What the task asks = Rewrite the listing with every occurrence of "volume-bar" changed to "trading-volume-bar", keeping everything else the same. Leave out the pictures.

⁂

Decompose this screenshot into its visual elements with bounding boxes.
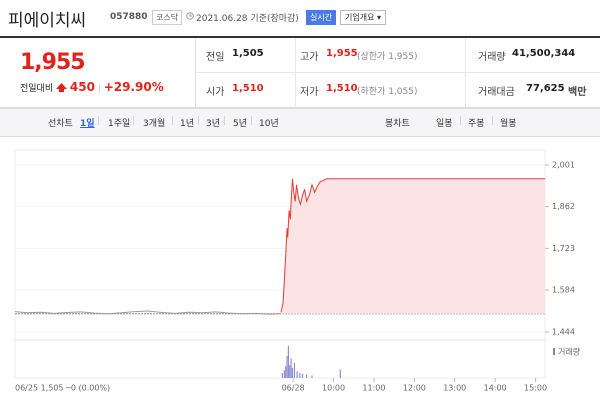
up-icon — [56, 83, 67, 92]
cell-value: 1,510 — [326, 83, 358, 94]
tab-bar — [0, 108, 600, 137]
cell-value: 1,505 — [232, 48, 264, 59]
volume-bar — [286, 355, 288, 378]
volume-bar — [291, 367, 294, 378]
stock-code: 057880 — [110, 12, 148, 22]
volume-icon — [553, 348, 555, 355]
y-tick-label: 1,444 — [552, 328, 575, 337]
stock-name: 피에이치씨 — [8, 11, 87, 31]
y-tick-label: 2,001 — [552, 160, 575, 169]
tab-separator: | — [97, 116, 101, 126]
volume-bar — [287, 345, 290, 378]
period-tab[interactable]: 5년 — [233, 119, 248, 129]
base-date: 2021.06.28 기준(장마감) — [196, 14, 299, 24]
volume-bar — [296, 371, 298, 378]
cell-value: 1,510 — [232, 83, 264, 94]
tab-separator: | — [132, 116, 136, 126]
x-tick-label: 12:00 — [403, 384, 426, 393]
cell-value: 77,625 — [526, 83, 565, 94]
cell-value: 41,500,344 — [512, 48, 576, 59]
divider — [465, 38, 466, 107]
period-tab[interactable]: 3년 — [206, 119, 221, 129]
tab-group-label: 봉차트 — [385, 119, 410, 129]
volume-bar — [283, 370, 285, 378]
period-tab[interactable]: 1주일 — [108, 119, 131, 129]
company-info-dropdown[interactable]: 기업개요 ▾ — [340, 10, 387, 25]
cell-unit: 백만 — [568, 87, 587, 98]
chart: 2,001 1,862 1,723 1,584 1,444 06/28 10:00 11:00… — [14, 149, 581, 393]
candle-tab[interactable]: 일봉 — [436, 119, 453, 129]
price-line — [280, 178, 545, 313]
cell-label: 전일 — [206, 52, 225, 63]
cell-label: 거래량 — [478, 52, 506, 63]
volume-bar — [311, 375, 313, 378]
y-tick-label: 1,723 — [552, 244, 575, 253]
volume-bar — [281, 372, 283, 378]
clock-icon — [186, 12, 194, 20]
cell-label: 거래대금 — [478, 87, 515, 98]
volume-bar — [339, 369, 341, 378]
caption: 06/25 1,505 ─0 (0.00%) — [15, 384, 110, 393]
volume-bar — [293, 362, 296, 378]
candle-tab[interactable]: 주봉 — [468, 119, 485, 129]
cell-note: (하한가 1,055) — [357, 87, 418, 97]
volume-bar — [289, 365, 291, 378]
period-tab[interactable]: 1일 — [80, 119, 95, 129]
x-tick-label: 11:00 — [362, 384, 385, 393]
y-tick-label: 1,862 — [552, 202, 575, 211]
current-price: 1,955 — [20, 50, 86, 75]
tab-separator: | — [250, 116, 254, 126]
cell-label: 고가 — [300, 52, 319, 63]
divider — [195, 72, 600, 73]
change-amount: 450 — [69, 80, 95, 94]
volume-label: 거래량 — [558, 347, 581, 357]
x-tick-label: 06/28 — [282, 384, 305, 393]
period-tab[interactable]: 10년 — [259, 119, 279, 129]
tab-group-label: 선차트 — [48, 119, 73, 129]
x-tick-label: 15:00 — [524, 384, 547, 393]
change-line: 전일대비 450 | +29.90% — [20, 80, 164, 94]
cell-label: 저가 — [300, 87, 319, 98]
cell-note: (상한가 1,955) — [357, 52, 418, 62]
realtime-button[interactable]: 실시간 — [306, 10, 337, 25]
y-tick-label: 1,584 — [552, 286, 575, 295]
cell-value: 1,955 — [326, 48, 358, 59]
tab-separator: | — [171, 116, 175, 126]
x-tick-label: 14:00 — [484, 384, 507, 393]
volume-bar — [285, 366, 287, 378]
area-fill — [281, 178, 545, 314]
tab-separator: | — [223, 116, 227, 126]
divider — [295, 38, 296, 107]
price-line — [14, 310, 280, 315]
tab-separator: | — [491, 116, 495, 126]
x-tick-label: 10:00 — [322, 384, 345, 393]
tab-separator: | — [197, 116, 201, 126]
candle-tab[interactable]: 월봉 — [500, 119, 517, 129]
change-rate: +29.90% — [103, 80, 164, 94]
company-info-label: 기업개요 — [345, 13, 375, 22]
period-tab[interactable]: 3개월 — [143, 119, 166, 129]
volume-bar — [290, 358, 292, 378]
market-badge: 코스닥 — [152, 10, 183, 25]
change-label: 전일대비 — [20, 84, 54, 94]
divider — [0, 107, 600, 108]
period-tab[interactable]: 1년 — [180, 119, 195, 129]
tab-separator: | — [459, 116, 463, 126]
x-tick-label: 13:00 — [443, 384, 466, 393]
cell-label: 시가 — [206, 87, 225, 98]
divider — [0, 36, 600, 38]
volume-bar — [299, 372, 301, 378]
volume-bar — [301, 373, 304, 378]
volume-bar — [306, 374, 308, 378]
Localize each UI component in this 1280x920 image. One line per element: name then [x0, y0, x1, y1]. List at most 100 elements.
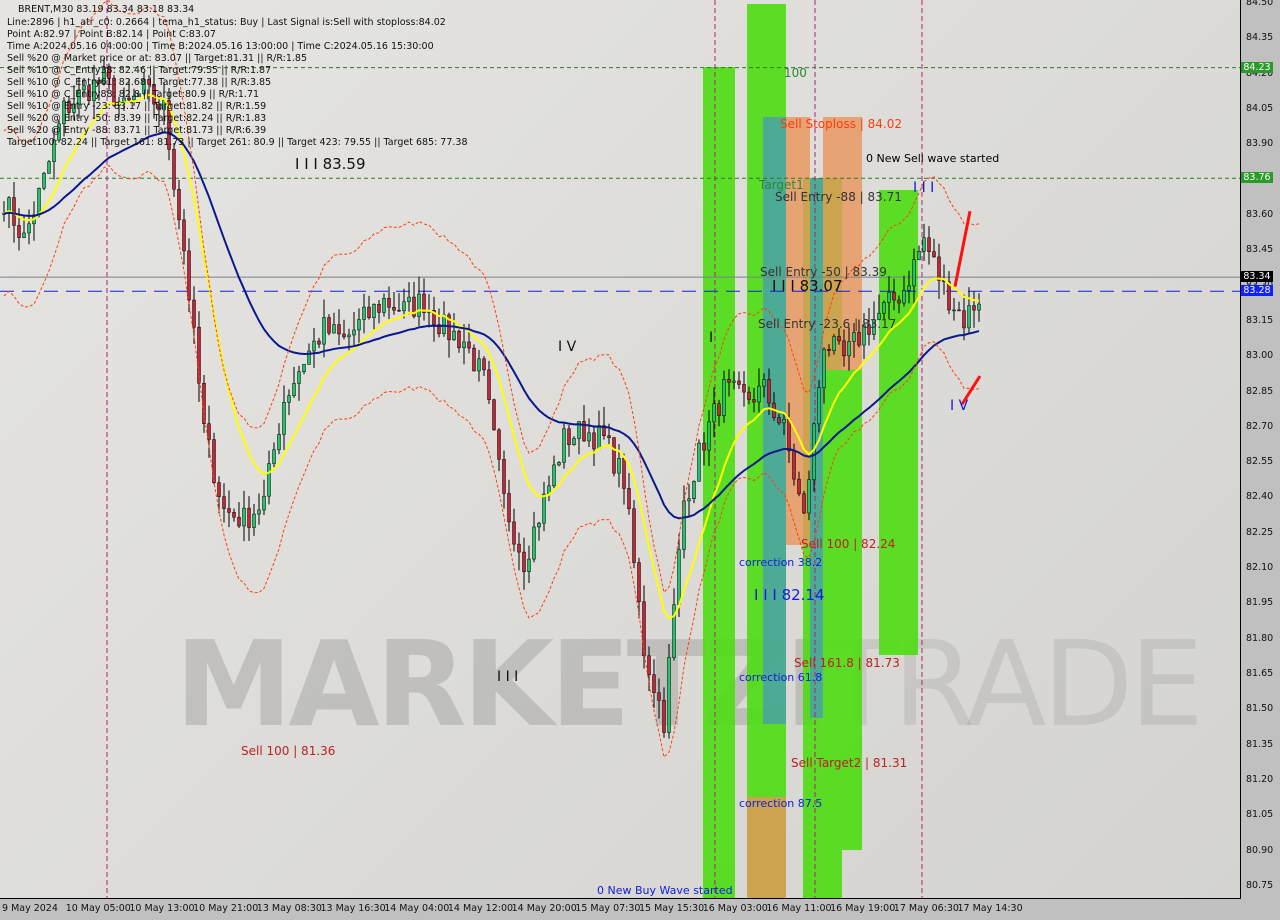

⁂

Task result =
Decompose this screenshot into its visual elements with bounding boxes.
up-icon — [56, 83, 67, 92]
cell-value: 1,510 — [326, 83, 358, 94]
tab-bar — [0, 108, 600, 137]
cell-value: 1,505 — [232, 48, 264, 59]
trading-volume-bar — [286, 355, 288, 378]
trading-volume-bar — [291, 367, 294, 378]
stock-code: 057880 — [110, 12, 148, 22]
volume-icon — [553, 348, 555, 355]
y-tick-label: 1,444 — [552, 328, 575, 337]
stock-name: 피에이치씨 — [8, 11, 87, 31]
y-tick-label: 2,001 — [552, 160, 575, 169]
tab-separator: | — [97, 116, 101, 126]
trading-volume-bar — [287, 345, 290, 378]
period-tab[interactable]: 5년 — [233, 119, 248, 129]
base-date: 2021.06.28 기준(장마감) — [196, 14, 299, 24]
trading-volume-bar — [296, 371, 298, 378]
cell-value: 1,510 — [232, 83, 264, 94]
tab-separator: | — [132, 116, 136, 126]
x-tick-label: 12:00 — [403, 384, 426, 393]
cell-value: 77,625 — [526, 83, 565, 94]
cell-value: 41,500,344 — [512, 48, 576, 59]
divider — [465, 38, 466, 107]
period-tab[interactable]: 3년 — [206, 119, 221, 129]
tab-group-label: 봉차트 — [385, 119, 410, 129]
trading-volume-bar — [283, 370, 285, 378]
period-tab[interactable]: 1주일 — [108, 119, 131, 129]
company-info-dropdown[interactable]: 기업개요 ▾ — [340, 10, 387, 25]
cell-unit: 백만 — [568, 87, 587, 98]
chart: 2,001 1,862 1,723 1,584 1,444 06/28 10:00 11:00… — [14, 149, 581, 393]
candle-tab[interactable]: 일봉 — [436, 119, 453, 129]
price-line — [280, 178, 545, 313]
cell-label: 전일 — [206, 52, 225, 63]
cell-label: 거래량 — [478, 52, 506, 63]
trading-volume-bar — [311, 375, 313, 378]
y-tick-label: 1,723 — [552, 244, 575, 253]
trading-volume-bar — [281, 372, 283, 378]
clock-icon — [186, 12, 194, 20]
cell-label: 거래대금 — [478, 87, 515, 98]
trading-volume-bar — [339, 369, 341, 378]
caption: 06/25 1,505 ─0 (0.00%) — [15, 384, 110, 393]
trading-volume-bar — [293, 362, 296, 378]
candle-tab[interactable]: 주봉 — [468, 119, 485, 129]
cell-note: (하한가 1,055) — [357, 87, 418, 97]
trading-volume-bar — [289, 365, 291, 378]
period-tab[interactable]: 1일 — [80, 119, 95, 129]
x-tick-label: 11:00 — [362, 384, 385, 393]
y-tick-label: 1,862 — [552, 202, 575, 211]
current-price: 1,955 — [20, 50, 86, 75]
tab-separator: | — [250, 116, 254, 126]
cell-label: 고가 — [300, 52, 319, 63]
divider — [195, 72, 600, 73]
change-amount: 450 — [69, 80, 95, 94]
volume-label: 거래량 — [558, 347, 581, 357]
x-tick-label: 06/28 — [282, 384, 305, 393]
period-tab[interactable]: 10년 — [259, 119, 279, 129]
tab-group-label: 선차트 — [48, 119, 73, 129]
x-tick-label: 15:00 — [524, 384, 547, 393]
change-line: 전일대비 450 | +29.90% — [20, 80, 164, 94]
cell-label: 저가 — [300, 87, 319, 98]
cell-note: (상한가 1,955) — [357, 52, 418, 62]
realtime-button[interactable]: 실시간 — [306, 10, 337, 25]
y-tick-label: 1,584 — [552, 286, 575, 295]
cell-value: 1,955 — [326, 48, 358, 59]
tab-separator: | — [171, 116, 175, 126]
x-tick-label: 14:00 — [484, 384, 507, 393]
trading-volume-bar — [285, 366, 287, 378]
area-fill — [281, 178, 545, 314]
tab-separator: | — [223, 116, 227, 126]
divider — [295, 38, 296, 107]
price-line — [14, 310, 280, 315]
tab-separator: | — [491, 116, 495, 126]
x-tick-label: 10:00 — [322, 384, 345, 393]
tab-separator: | — [197, 116, 201, 126]
candle-tab[interactable]: 월봉 — [500, 119, 517, 129]
change-rate: +29.90% — [103, 80, 164, 94]
company-info-label: 기업개요 — [345, 13, 375, 22]
period-tab[interactable]: 3개월 — [143, 119, 166, 129]
trading-volume-bar — [290, 358, 292, 378]
market-badge: 코스닥 — [152, 10, 183, 25]
change-label: 전일대비 — [20, 84, 54, 94]
divider — [0, 107, 600, 108]
period-tab[interactable]: 1년 — [180, 119, 195, 129]
tab-separator: | — [459, 116, 463, 126]
x-tick-label: 13:00 — [443, 384, 466, 393]
cell-label: 시가 — [206, 87, 225, 98]
divider — [0, 36, 600, 38]
trading-volume-bar — [299, 372, 301, 378]
trading-volume-bar — [301, 373, 304, 378]
trading-volume-bar — [306, 374, 308, 378]
Localize each UI component in this 1280x920 image. One line per element: name then [x0, y0, x1, y1]. List at most 100 elements.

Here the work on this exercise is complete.